Go through the records and extract every line with the word "from".
───── Data in this exercise ─────
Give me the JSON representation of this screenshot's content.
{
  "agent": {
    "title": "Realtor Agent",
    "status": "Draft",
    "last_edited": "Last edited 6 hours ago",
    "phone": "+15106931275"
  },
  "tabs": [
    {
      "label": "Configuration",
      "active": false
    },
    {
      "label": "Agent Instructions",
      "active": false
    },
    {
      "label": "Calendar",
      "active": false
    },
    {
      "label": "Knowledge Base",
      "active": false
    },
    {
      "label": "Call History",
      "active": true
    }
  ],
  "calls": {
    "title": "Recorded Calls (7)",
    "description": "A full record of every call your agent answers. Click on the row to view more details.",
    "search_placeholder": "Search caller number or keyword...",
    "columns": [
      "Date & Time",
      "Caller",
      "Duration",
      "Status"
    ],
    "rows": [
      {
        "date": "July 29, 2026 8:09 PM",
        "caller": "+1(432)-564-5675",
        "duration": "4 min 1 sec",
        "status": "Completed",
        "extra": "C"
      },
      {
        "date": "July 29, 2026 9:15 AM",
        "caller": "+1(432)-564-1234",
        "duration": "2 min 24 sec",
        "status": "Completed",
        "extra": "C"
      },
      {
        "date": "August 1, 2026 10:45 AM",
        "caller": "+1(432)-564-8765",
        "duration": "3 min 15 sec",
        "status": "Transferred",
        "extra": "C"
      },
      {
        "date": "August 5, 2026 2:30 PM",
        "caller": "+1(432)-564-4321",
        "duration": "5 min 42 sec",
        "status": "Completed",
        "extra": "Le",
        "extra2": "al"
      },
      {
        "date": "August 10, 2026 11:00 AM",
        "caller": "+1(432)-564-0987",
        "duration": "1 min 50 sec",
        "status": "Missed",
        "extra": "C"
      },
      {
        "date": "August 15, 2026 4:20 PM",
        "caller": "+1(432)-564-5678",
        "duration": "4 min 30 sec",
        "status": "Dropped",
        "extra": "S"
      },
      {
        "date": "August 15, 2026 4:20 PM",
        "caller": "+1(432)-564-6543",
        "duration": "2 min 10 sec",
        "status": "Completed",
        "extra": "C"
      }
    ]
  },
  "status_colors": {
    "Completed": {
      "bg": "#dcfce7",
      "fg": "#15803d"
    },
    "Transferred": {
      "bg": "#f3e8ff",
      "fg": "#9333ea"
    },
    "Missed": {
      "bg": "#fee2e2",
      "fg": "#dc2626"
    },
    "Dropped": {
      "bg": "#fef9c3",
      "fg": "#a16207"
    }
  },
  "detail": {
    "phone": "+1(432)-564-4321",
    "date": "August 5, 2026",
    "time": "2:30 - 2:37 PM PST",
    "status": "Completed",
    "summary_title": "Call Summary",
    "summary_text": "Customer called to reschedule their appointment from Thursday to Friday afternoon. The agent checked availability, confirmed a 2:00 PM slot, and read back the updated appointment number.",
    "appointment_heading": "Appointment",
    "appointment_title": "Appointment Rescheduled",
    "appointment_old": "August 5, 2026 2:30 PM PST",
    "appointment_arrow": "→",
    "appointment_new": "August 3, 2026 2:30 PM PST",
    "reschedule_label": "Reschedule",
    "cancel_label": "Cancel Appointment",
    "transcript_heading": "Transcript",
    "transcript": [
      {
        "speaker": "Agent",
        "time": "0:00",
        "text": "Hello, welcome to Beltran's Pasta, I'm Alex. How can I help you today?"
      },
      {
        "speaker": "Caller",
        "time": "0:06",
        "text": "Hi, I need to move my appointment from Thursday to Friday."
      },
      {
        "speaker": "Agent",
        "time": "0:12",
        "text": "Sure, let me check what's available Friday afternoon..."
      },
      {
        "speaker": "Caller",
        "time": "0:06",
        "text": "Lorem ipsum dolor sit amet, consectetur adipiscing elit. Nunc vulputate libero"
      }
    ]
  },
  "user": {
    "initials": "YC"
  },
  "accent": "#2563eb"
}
─────
> [Output below]:
    "summary_text": "Customer called to reschedule their appointment from Thursday to Friday afternoon. The agent checked availability, confirmed a 2:00 PM slot, and read back the updated appointment number.",
        "text": "Hi, I need to move my appointment from Thursday to Friday."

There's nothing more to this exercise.